■ Material shown ■
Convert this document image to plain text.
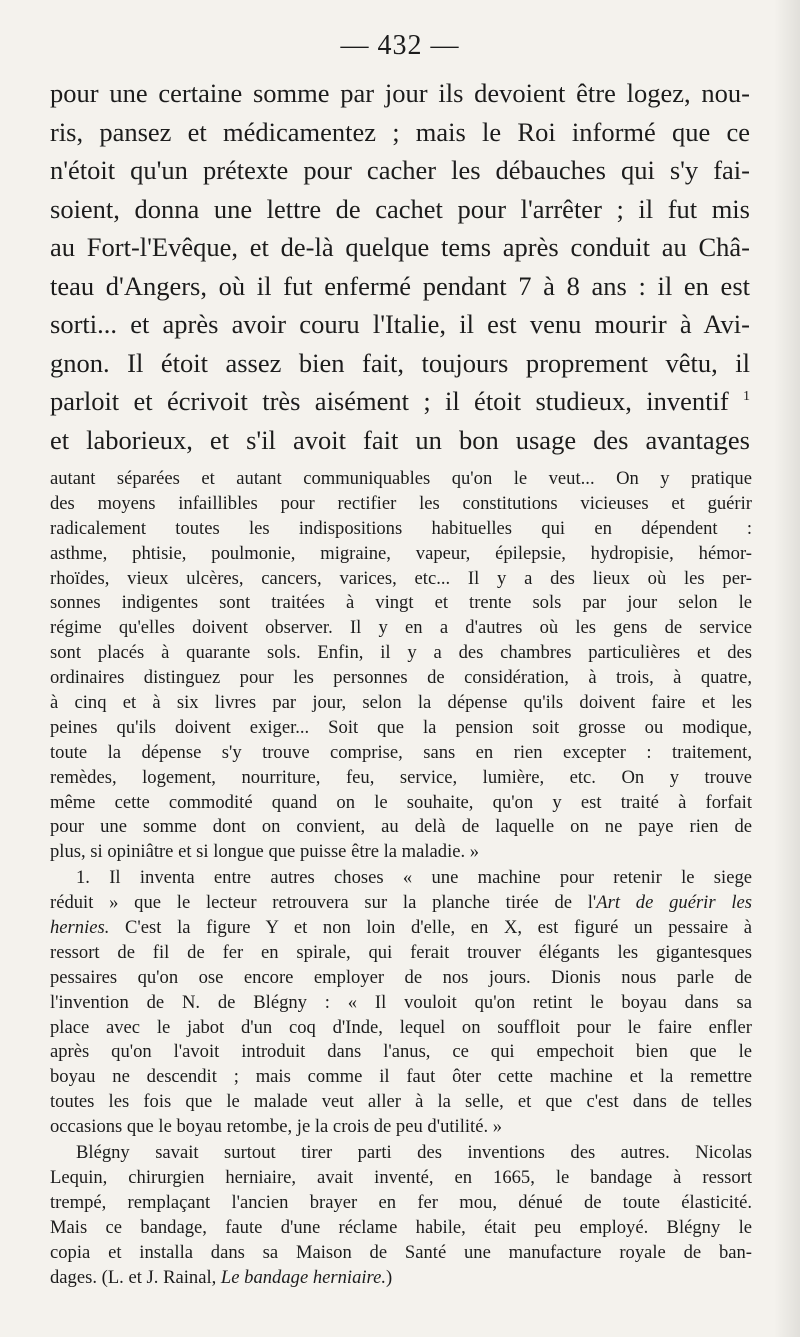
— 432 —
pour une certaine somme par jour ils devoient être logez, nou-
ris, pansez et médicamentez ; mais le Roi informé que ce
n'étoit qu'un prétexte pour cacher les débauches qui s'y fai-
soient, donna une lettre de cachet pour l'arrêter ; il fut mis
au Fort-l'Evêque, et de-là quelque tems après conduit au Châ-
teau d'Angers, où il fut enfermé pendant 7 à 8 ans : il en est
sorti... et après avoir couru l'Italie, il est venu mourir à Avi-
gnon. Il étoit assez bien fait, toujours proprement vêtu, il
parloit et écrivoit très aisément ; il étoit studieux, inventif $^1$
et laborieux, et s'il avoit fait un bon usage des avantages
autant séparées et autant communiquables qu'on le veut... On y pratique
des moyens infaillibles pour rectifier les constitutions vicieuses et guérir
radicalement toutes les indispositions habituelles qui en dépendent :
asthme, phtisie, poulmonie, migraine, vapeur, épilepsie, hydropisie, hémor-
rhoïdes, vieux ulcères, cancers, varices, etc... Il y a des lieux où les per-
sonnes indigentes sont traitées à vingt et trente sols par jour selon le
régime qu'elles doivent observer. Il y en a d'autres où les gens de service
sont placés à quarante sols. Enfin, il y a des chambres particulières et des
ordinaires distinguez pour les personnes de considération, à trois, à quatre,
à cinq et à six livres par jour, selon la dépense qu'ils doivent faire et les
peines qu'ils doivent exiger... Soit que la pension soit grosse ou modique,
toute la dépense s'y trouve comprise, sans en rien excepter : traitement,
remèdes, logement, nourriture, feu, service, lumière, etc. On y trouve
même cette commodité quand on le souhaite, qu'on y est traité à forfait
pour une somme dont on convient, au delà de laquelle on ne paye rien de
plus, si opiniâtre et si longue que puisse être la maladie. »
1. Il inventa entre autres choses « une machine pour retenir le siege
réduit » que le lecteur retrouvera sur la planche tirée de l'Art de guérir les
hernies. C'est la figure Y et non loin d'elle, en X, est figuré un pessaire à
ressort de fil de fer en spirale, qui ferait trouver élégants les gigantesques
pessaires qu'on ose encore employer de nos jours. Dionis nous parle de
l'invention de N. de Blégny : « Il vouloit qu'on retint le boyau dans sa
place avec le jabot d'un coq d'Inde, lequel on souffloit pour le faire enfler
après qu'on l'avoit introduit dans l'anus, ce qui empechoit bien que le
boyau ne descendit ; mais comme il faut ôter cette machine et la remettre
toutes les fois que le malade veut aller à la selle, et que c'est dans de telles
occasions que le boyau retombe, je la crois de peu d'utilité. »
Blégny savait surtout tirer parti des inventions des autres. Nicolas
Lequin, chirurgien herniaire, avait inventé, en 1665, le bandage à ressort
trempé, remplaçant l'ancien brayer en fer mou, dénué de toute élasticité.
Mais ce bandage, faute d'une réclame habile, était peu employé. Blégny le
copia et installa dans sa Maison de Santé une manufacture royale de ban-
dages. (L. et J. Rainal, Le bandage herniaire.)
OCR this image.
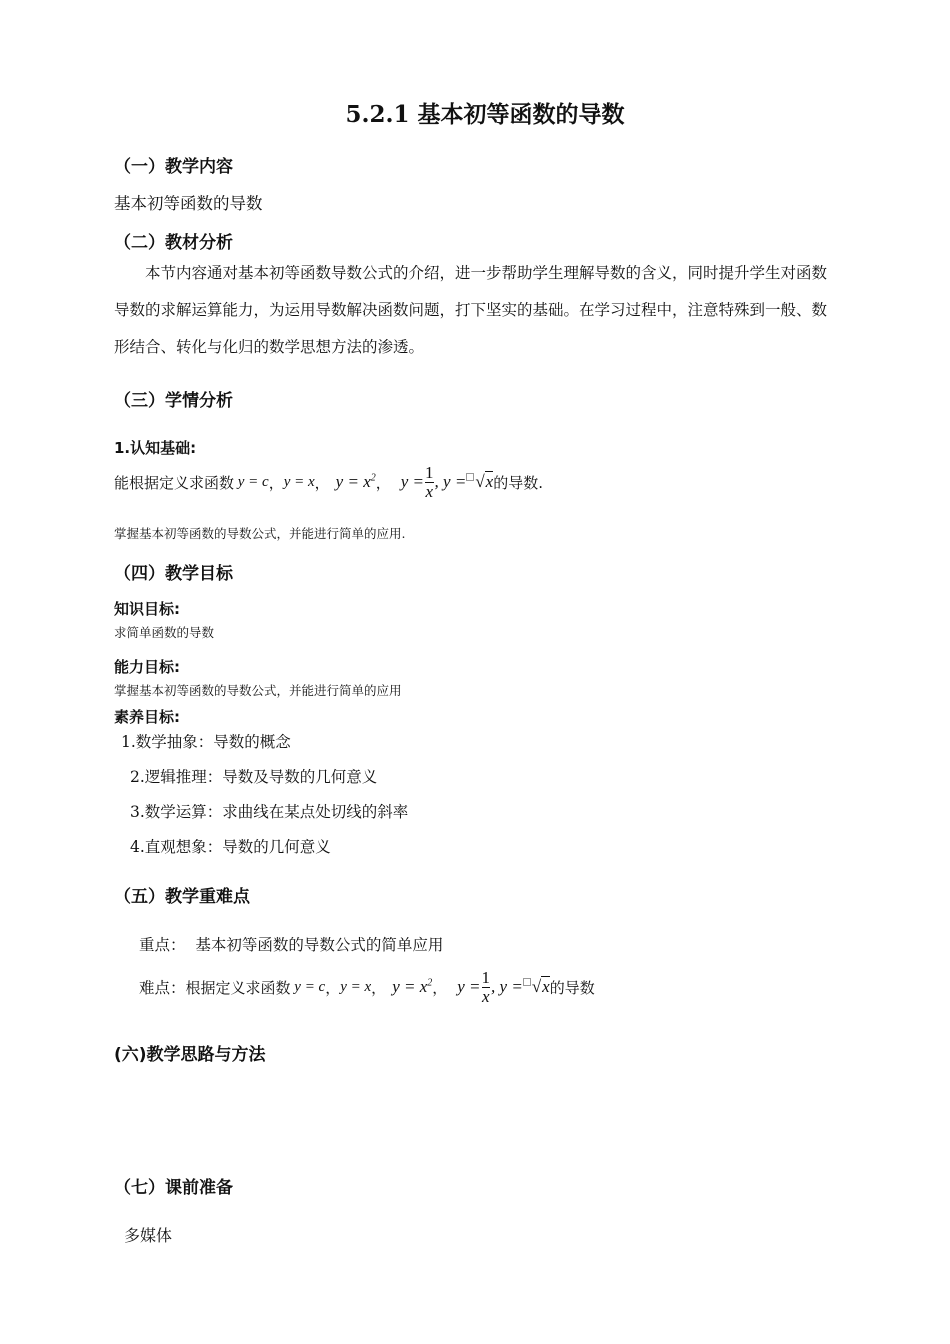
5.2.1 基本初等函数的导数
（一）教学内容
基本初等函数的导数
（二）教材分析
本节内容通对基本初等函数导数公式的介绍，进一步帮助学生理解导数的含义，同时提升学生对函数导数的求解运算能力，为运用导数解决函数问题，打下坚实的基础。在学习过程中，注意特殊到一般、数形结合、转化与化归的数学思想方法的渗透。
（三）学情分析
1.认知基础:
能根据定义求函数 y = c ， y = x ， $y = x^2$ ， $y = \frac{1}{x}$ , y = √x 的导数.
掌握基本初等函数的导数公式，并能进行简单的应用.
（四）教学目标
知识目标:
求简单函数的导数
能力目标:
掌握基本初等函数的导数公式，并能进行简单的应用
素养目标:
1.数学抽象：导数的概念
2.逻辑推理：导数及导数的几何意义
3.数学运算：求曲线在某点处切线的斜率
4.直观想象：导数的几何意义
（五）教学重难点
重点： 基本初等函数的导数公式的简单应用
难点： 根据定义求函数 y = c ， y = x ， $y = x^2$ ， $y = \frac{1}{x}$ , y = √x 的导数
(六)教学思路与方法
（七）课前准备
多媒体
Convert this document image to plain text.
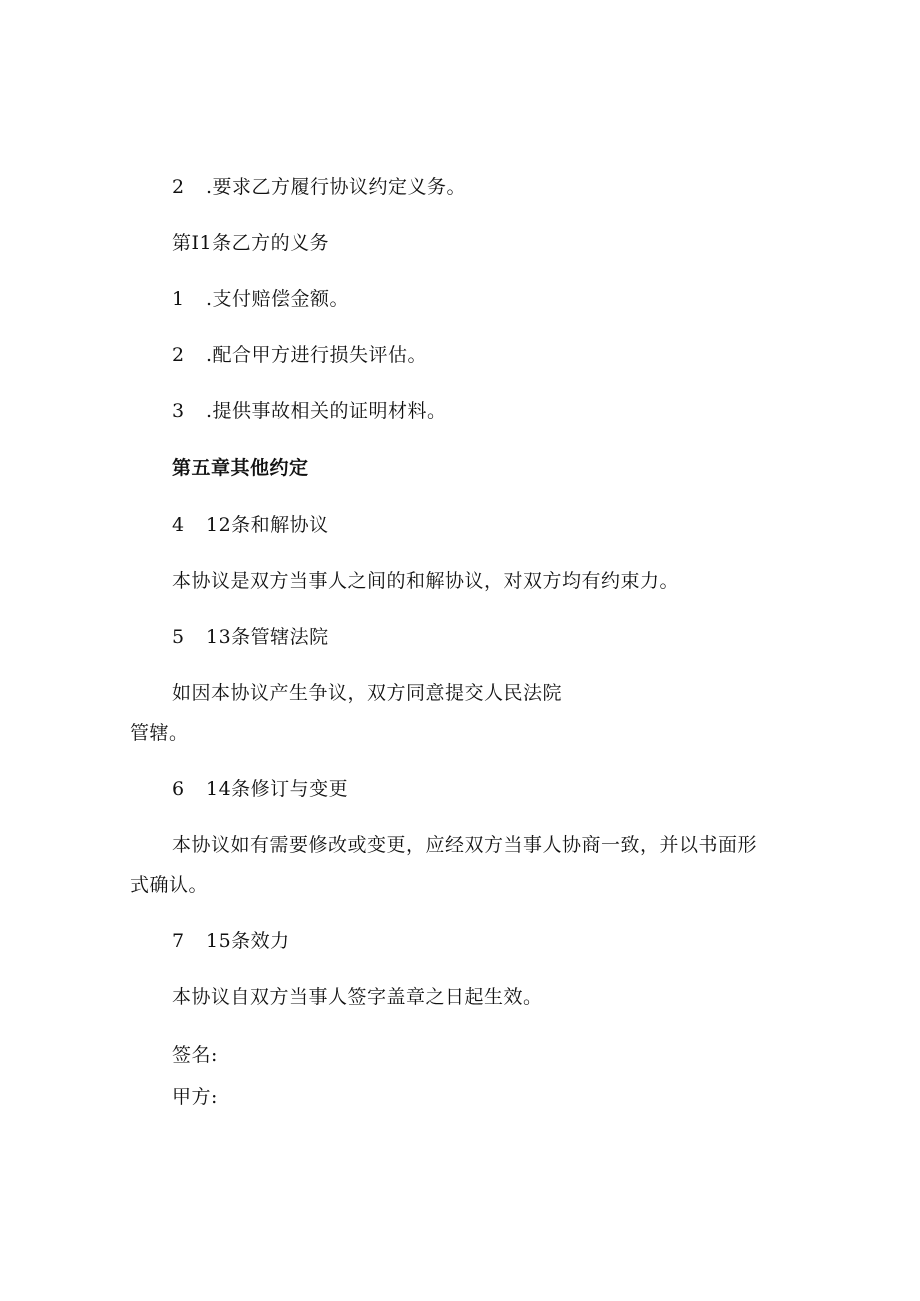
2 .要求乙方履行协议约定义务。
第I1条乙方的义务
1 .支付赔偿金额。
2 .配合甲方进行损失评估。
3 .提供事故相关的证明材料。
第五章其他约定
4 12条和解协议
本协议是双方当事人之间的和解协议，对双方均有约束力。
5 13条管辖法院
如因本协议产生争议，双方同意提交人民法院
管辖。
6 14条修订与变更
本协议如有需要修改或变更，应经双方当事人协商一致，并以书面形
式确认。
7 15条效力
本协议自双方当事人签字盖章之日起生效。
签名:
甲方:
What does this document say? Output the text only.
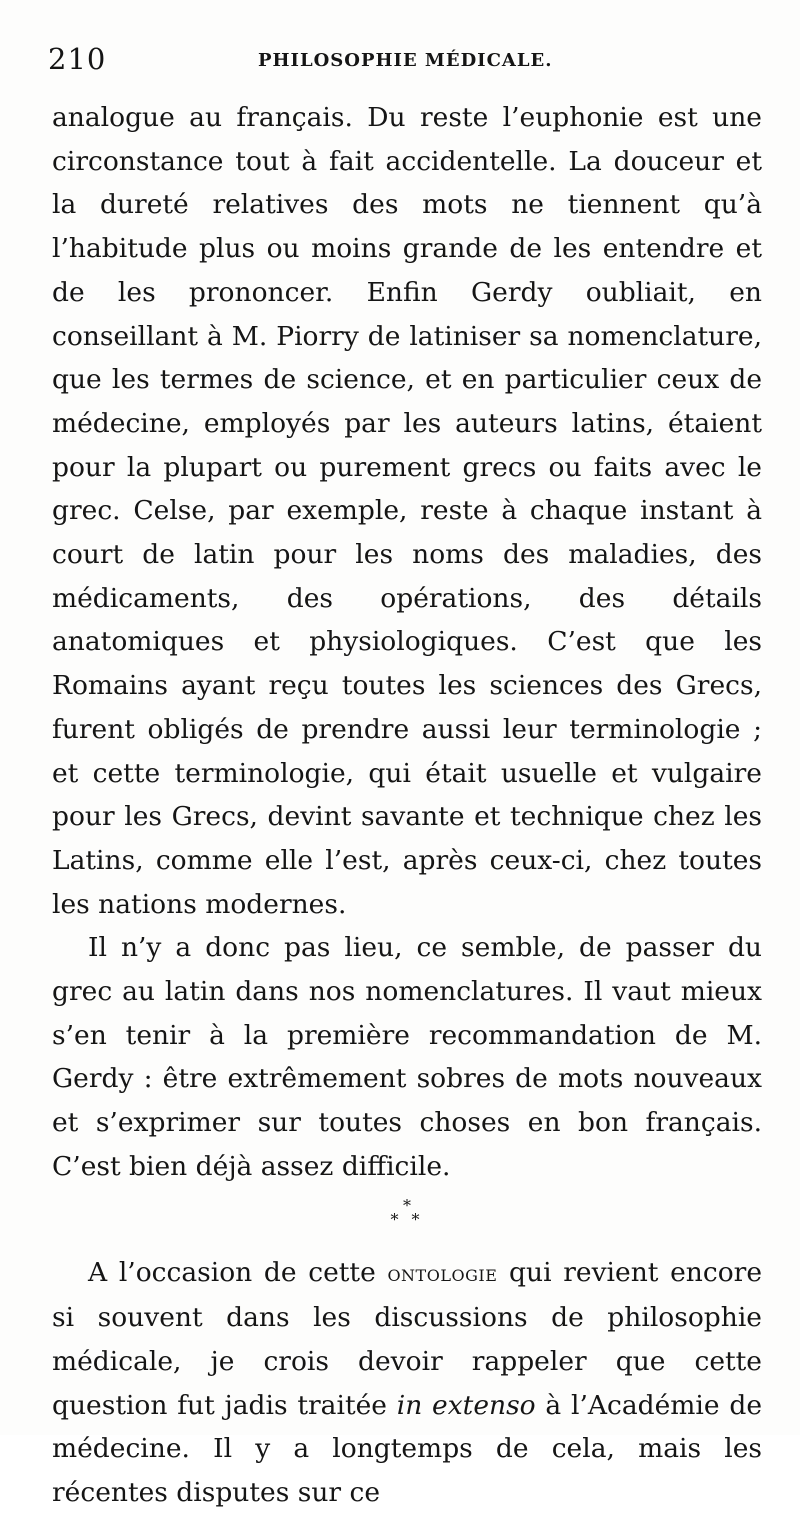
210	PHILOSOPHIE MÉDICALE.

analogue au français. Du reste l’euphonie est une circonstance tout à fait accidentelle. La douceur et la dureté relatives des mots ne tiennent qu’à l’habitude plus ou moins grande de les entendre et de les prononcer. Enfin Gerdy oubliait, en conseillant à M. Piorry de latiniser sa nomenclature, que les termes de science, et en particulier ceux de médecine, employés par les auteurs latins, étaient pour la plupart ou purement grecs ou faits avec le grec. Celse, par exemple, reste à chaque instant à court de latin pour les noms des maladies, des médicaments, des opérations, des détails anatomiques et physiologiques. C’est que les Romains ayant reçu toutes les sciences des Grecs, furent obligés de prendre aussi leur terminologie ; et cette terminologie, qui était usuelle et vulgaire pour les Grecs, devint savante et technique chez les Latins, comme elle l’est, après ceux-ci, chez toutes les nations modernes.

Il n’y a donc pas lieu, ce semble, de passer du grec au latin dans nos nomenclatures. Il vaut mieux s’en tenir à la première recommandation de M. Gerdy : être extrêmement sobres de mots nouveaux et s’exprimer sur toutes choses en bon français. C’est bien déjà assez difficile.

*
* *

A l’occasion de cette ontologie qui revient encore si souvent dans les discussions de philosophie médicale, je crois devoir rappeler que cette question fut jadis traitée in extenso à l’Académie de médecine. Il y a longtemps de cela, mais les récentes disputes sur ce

■ Work to complete ■
Omit the pictures. Transcribe every record exactly.

■ In response ■
Convert this document image to plain text.
— 432 —
pour une certaine somme par jour ils devoient être logez, nou-
ris, pansez et médicamentez ; mais le Roi informé que ce
n'étoit qu'un prétexte pour cacher les débauches qui s'y fai-
soient, donna une lettre de cachet pour l'arrêter ; il fut mis
au Fort-l'Evêque, et de-là quelque tems après conduit au Châ-
teau d'Angers, où il fut enfermé pendant 7 à 8 ans : il en est
sorti... et après avoir couru l'Italie, il est venu mourir à Avi-
gnon. Il étoit assez bien fait, toujours proprement vêtu, il
parloit et écrivoit très aisément ; il étoit studieux, inventif $^1$
et laborieux, et s'il avoit fait un bon usage des avantages
autant séparées et autant communiquables qu'on le veut... On y pratique
des moyens infaillibles pour rectifier les constitutions vicieuses et guérir
radicalement toutes les indispositions habituelles qui en dépendent :
asthme, phtisie, poulmonie, migraine, vapeur, épilepsie, hydropisie, hémor-
rhoïdes, vieux ulcères, cancers, varices, etc... Il y a des lieux où les per-
sonnes indigentes sont traitées à vingt et trente sols par jour selon le
régime qu'elles doivent observer. Il y en a d'autres où les gens de service
sont placés à quarante sols. Enfin, il y a des chambres particulières et des
ordinaires distinguez pour les personnes de considération, à trois, à quatre,
à cinq et à six livres par jour, selon la dépense qu'ils doivent faire et les
peines qu'ils doivent exiger... Soit que la pension soit grosse ou modique,
toute la dépense s'y trouve comprise, sans en rien excepter : traitement,
remèdes, logement, nourriture, feu, service, lumière, etc. On y trouve
même cette commodité quand on le souhaite, qu'on y est traité à forfait
pour une somme dont on convient, au delà de laquelle on ne paye rien de
plus, si opiniâtre et si longue que puisse être la maladie. »
1. Il inventa entre autres choses « une machine pour retenir le siege
réduit » que le lecteur retrouvera sur la planche tirée de l'Art de guérir les
hernies. C'est la figure Y et non loin d'elle, en X, est figuré un pessaire à
ressort de fil de fer en spirale, qui ferait trouver élégants les gigantesques
pessaires qu'on ose encore employer de nos jours. Dionis nous parle de
l'invention de N. de Blégny : « Il vouloit qu'on retint le boyau dans sa
place avec le jabot d'un coq d'Inde, lequel on souffloit pour le faire enfler
après qu'on l'avoit introduit dans l'anus, ce qui empechoit bien que le
boyau ne descendit ; mais comme il faut ôter cette machine et la remettre
toutes les fois que le malade veut aller à la selle, et que c'est dans de telles
occasions que le boyau retombe, je la crois de peu d'utilité. »
Blégny savait surtout tirer parti des inventions des autres. Nicolas
Lequin, chirurgien herniaire, avait inventé, en 1665, le bandage à ressort
trempé, remplaçant l'ancien brayer en fer mou, dénué de toute élasticité.
Mais ce bandage, faute d'une réclame habile, était peu employé. Blégny le
copia et installa dans sa Maison de Santé une manufacture royale de ban-
dages. (L. et J. Rainal, Le bandage herniaire.)
OCR this image.
5.2.1 基本初等函数的导数
（一）教学内容
基本初等函数的导数
（二）教材分析
本节内容通对基本初等函数导数公式的介绍，进一步帮助学生理解导数的含义，同时提升学生对函数导数的求解运算能力，为运用导数解决函数问题，打下坚实的基础。在学习过程中，注意特殊到一般、数形结合、转化与化归的数学思想方法的渗透。
（三）学情分析
1.认知基础:
能根据定义求函数 y = c ， y = x ， $y = x^2$ ， $y = \frac{1}{x}$ , y = √x 的导数.
掌握基本初等函数的导数公式，并能进行简单的应用.
（四）教学目标
知识目标:
求简单函数的导数
能力目标:
掌握基本初等函数的导数公式，并能进行简单的应用
素养目标:
1.数学抽象：导数的概念
2.逻辑推理：导数及导数的几何意义
3.数学运算：求曲线在某点处切线的斜率
4.直观想象：导数的几何意义
（五）教学重难点
重点： 基本初等函数的导数公式的简单应用
难点： 根据定义求函数 y = c ， y = x ， $y = x^2$ ， $y = \frac{1}{x}$ , y = √x 的导数
(六)教学思路与方法
（七）课前准备
多媒体
Convert this document image to plain text.
2 .要求乙方履行协议约定义务。
第I1条乙方的义务
1 .支付赔偿金额。
2 .配合甲方进行损失评估。
3 .提供事故相关的证明材料。
第五章其他约定
4 12条和解协议
本协议是双方当事人之间的和解协议，对双方均有约束力。
5 13条管辖法院
如因本协议产生争议，双方同意提交人民法院
管辖。
6 14条修订与变更
本协议如有需要修改或变更，应经双方当事人协商一致，并以书面形
式确认。
7 15条效力
本协议自双方当事人签字盖章之日起生效。
签名:
甲方:
What does this document say? Output the text only.
210	PHILOSOPHIE MÉDICALE.

analogue au français. Du reste l’euphonie est une circonstance tout à fait accidentelle. La douceur et la dureté relatives des mots ne tiennent qu’à l’habitude plus ou moins grande de les entendre et de les prononcer. Enfin Gerdy oubliait, en conseillant à M. Piorry de latiniser sa nomenclature, que les termes de science, et en particulier ceux de médecine, employés par les auteurs latins, étaient pour la plupart ou purement grecs ou faits avec le grec. Celse, par exemple, reste à chaque instant à court de latin pour les noms des maladies, des médicaments, des opérations, des détails anatomiques et physiologiques. C’est que les Romains ayant reçu toutes les sciences des Grecs, furent obligés de prendre aussi leur terminologie ; et cette terminologie, qui était usuelle et vulgaire pour les Grecs, devint savante et technique chez les Latins, comme elle l’est, après ceux-ci, chez toutes les nations modernes.

Il n’y a donc pas lieu, ce semble, de passer du grec au latin dans nos nomenclatures. Il vaut mieux s’en tenir à la première recommandation de M. Gerdy : être extrêmement sobres de mots nouveaux et s’exprimer sur toutes choses en bon français. C’est bien déjà assez difficile.

*
* *

A l’occasion de cette ontologie qui revient encore si souvent dans les discussions de philosophie médicale, je crois devoir rappeler que cette question fut jadis traitée in extenso à l’Académie de médecine. Il y a longtemps de cela, mais les récentes disputes sur ce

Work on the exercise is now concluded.